• _The task_
Without the images, output each record below as it stands.

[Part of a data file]
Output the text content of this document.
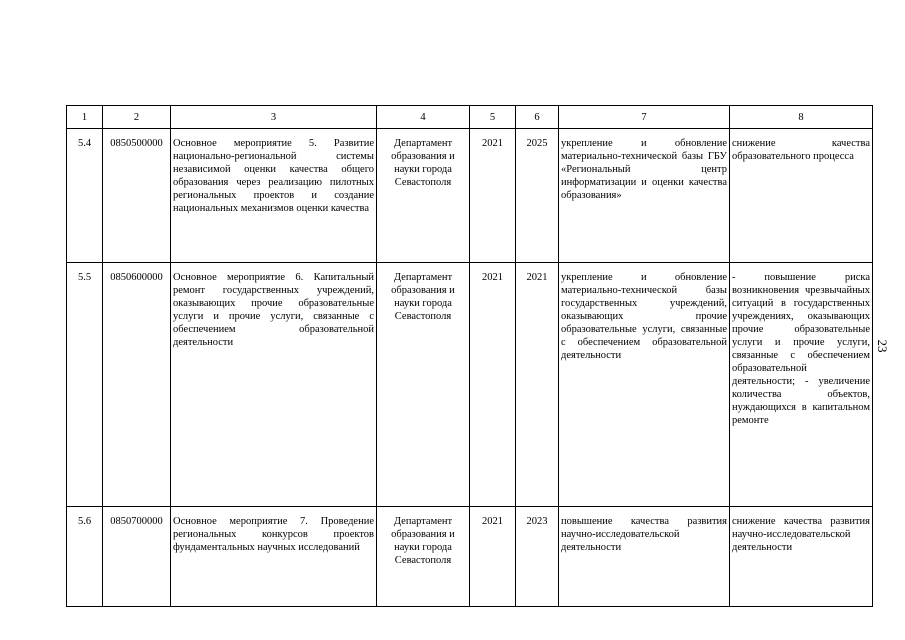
1	2	3	4	5	6	7	8
5.4	0850500000	Основное мероприятие 5. Развитие национально-региональной системы независимой оценки качества общего образования через реализацию пилотных региональных проектов и создание национальных механизмов оценки качества	Департамент образования и науки города Севастополя	2021	2025	укрепление и обновление материально-технической базы ГБУ «Региональный центр информатизации и оценки качества образования»	снижение качества образовательного процесса
5.5	0850600000	Основное мероприятие 6. Капитальный ремонт государственных учреждений, оказывающих прочие образовательные услуги и прочие услуги, связанные с обеспечением образовательной деятельности	Департамент образования и науки города Севастополя	2021	2021	укрепление и обновление материально-технической базы государственных учреждений, оказывающих прочие образовательные услуги, связанные с обеспечением образовательной деятельности	- повышение риска возникновения чрезвычайных ситуаций в государственных учреждениях, оказывающих прочие образовательные услуги и прочие услуги, связанные с обеспечением образовательной деятельности; - увеличение количества объектов, нуждающихся в капитальном ремонте
5.6	0850700000	Основное мероприятие 7. Проведение региональных конкурсов проектов фундаментальных научных исследований	Департамент образования и науки города Севастополя	2021	2023	повышение качества развития научно-исследовательской деятельности	снижение качества развития научно-исследовательской деятельности
23
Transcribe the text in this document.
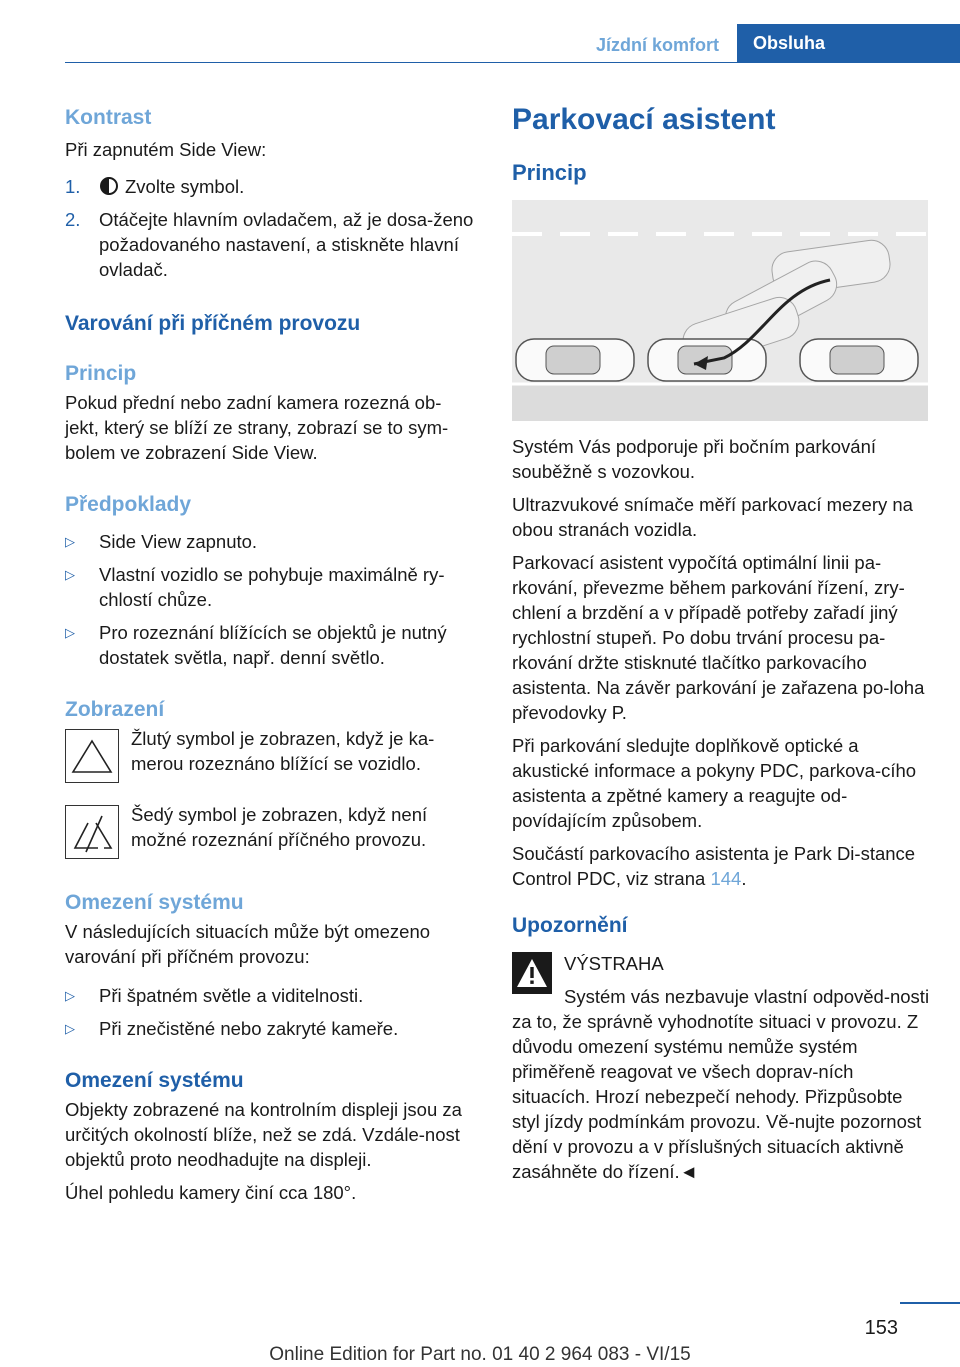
Jízdní komfort	Obsluha
Kontrast

Při zapnutém Side View:

1. Zvolte symbol.
2. Otáčejte hlavním ovladačem, až je dosa-ženo požadovaného nastavení, a stiskněte hlavní ovladač.
Varování při příčném provozu
Princip

Pokud přední nebo zadní kamera rozezná ob-jekt, který se blíží ze strany, zobrazí se to sym-bolem ve zobrazení Side View.

Předpoklady
▷ Side View zapnuto.
▷ Vlastní vozidlo se pohybuje maximálně ry-chlostí chůze.
▷ Pro rozeznání blížících se objektů je nutný dostatek světla, např. denní světlo.
Zobrazení

Žlutý symbol je zobrazen, když je ka-merou rozeznáno blížící se vozidlo.

Šedý symbol je zobrazen, když není možné rozeznání příčného provozu.

Omezení systému

V následujících situacích může být omezeno varování při příčném provozu:

▷ Při špatném světle a viditelnosti.
▷ Při znečistěné nebo zakryté kameře.
Omezení systému

Objekty zobrazené na kontrolním displeji jsou za určitých okolností blíže, než se zdá. Vzdále-nost objektů proto neodhadujte na displeji.

Úhel pohledu kamery činí cca 180°.

Parkovací asistent
Princip

Systém Vás podporuje při bočním parkování souběžně s vozovkou.

Ultrazvukové snímače měří parkovací mezery na obou stranách vozidla.

Parkovací asistent vypočítá optimální linii pa-rkování, převezme během parkování řízení, zry-chlení a brzdění a v případě potřeby zařadí jiný rychlostní stupeň. Po dobu trvání procesu pa-rkování držte stisknuté tlačítko parkovacího asistenta. Na závěr parkování je zařazena po-loha převodovky P.

Při parkování sledujte doplňkově optické a akustické informace a pokyny PDC, parkova-cího asistenta a zpětné kamery a reagujte od-povídajícím způsobem.

Součástí parkovacího asistenta je Park Di-stance Control PDC, viz strana 144.

Upozornění

VÝSTRAHA

Systém vás nezbavuje vlastní odpověd-nosti za to, že správně vyhodnotíte situaci v provozu. Z důvodu omezení systému nemůže systém přiměřeně reagovat ve všech doprav-ních situacích. Hrozí nebezpečí nehody. Přizpůsobte styl jízdy podmínkám provozu. Vě-nujte pozornost dění v provozu a v příslušných situacích aktivně zasáhněte do řízení.◄

153
Online Edition for Part no. 01 40 2 964 083 - VI/15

• _Written answer_
Output the text content of this document.
1	2	3	4	5	6	7	8
5.4	0850500000	Основное мероприятие 5. Развитие национально-региональной системы независимой оценки качества общего образования через реализацию пилотных региональных проектов и создание национальных механизмов оценки качества	Департамент образования и науки города Севастополя	2021	2025	укрепление и обновление материально-технической базы ГБУ «Региональный центр информатизации и оценки качества образования»	снижение качества образовательного процесса
5.5	0850600000	Основное мероприятие 6. Капитальный ремонт государственных учреждений, оказывающих прочие образовательные услуги и прочие услуги, связанные с обеспечением образовательной деятельности	Департамент образования и науки города Севастополя	2021	2021	укрепление и обновление материально-технической базы государственных учреждений, оказывающих прочие образовательные услуги, связанные с обеспечением образовательной деятельности	- повышение риска возникновения чрезвычайных ситуаций в государственных учреждениях, оказывающих прочие образовательные услуги и прочие услуги, связанные с обеспечением образовательной деятельности; - увеличение количества объектов, нуждающихся в капитальном ремонте
5.6	0850700000	Основное мероприятие 7. Проведение региональных конкурсов проектов фундаментальных научных исследований	Департамент образования и науки города Севастополя	2021	2023	повышение качества развития научно-исследовательской деятельности	снижение качества развития научно-исследовательской деятельности
23
Transcribe the text in this document.
Jízdní komfort	Obsluha
Kontrast

Při zapnutém Side View:

1. Zvolte symbol.
2. Otáčejte hlavním ovladačem, až je dosa-ženo požadovaného nastavení, a stiskněte hlavní ovladač.
Varování při příčném provozu
Princip

Pokud přední nebo zadní kamera rozezná ob-jekt, který se blíží ze strany, zobrazí se to sym-bolem ve zobrazení Side View.

Předpoklady
▷ Side View zapnuto.
▷ Vlastní vozidlo se pohybuje maximálně ry-chlostí chůze.
▷ Pro rozeznání blížících se objektů je nutný dostatek světla, např. denní světlo.
Zobrazení

Žlutý symbol je zobrazen, když je ka-merou rozeznáno blížící se vozidlo.

Šedý symbol je zobrazen, když není možné rozeznání příčného provozu.

Omezení systému

V následujících situacích může být omezeno varování při příčném provozu:

▷ Při špatném světle a viditelnosti.
▷ Při znečistěné nebo zakryté kameře.
Omezení systému

Objekty zobrazené na kontrolním displeji jsou za určitých okolností blíže, než se zdá. Vzdále-nost objektů proto neodhadujte na displeji.

Úhel pohledu kamery činí cca 180°.

Parkovací asistent
Princip

Systém Vás podporuje při bočním parkování souběžně s vozovkou.

Ultrazvukové snímače měří parkovací mezery na obou stranách vozidla.

Parkovací asistent vypočítá optimální linii pa-rkování, převezme během parkování řízení, zry-chlení a brzdění a v případě potřeby zařadí jiný rychlostní stupeň. Po dobu trvání procesu pa-rkování držte stisknuté tlačítko parkovacího asistenta. Na závěr parkování je zařazena po-loha převodovky P.

Při parkování sledujte doplňkově optické a akustické informace a pokyny PDC, parkova-cího asistenta a zpětné kamery a reagujte od-povídajícím způsobem.

Součástí parkovacího asistenta je Park Di-stance Control PDC, viz strana 144.

Upozornění

VÝSTRAHA

Systém vás nezbavuje vlastní odpověd-nosti za to, že správně vyhodnotíte situaci v provozu. Z důvodu omezení systému nemůže systém přiměřeně reagovat ve všech doprav-ních situacích. Hrozí nebezpečí nehody. Přizpůsobte styl jízdy podmínkám provozu. Vě-nujte pozornost dění v provozu a v příslušných situacích aktivně zasáhněte do řízení.◄

153
Online Edition for Part no. 01 40 2 964 083 - VI/15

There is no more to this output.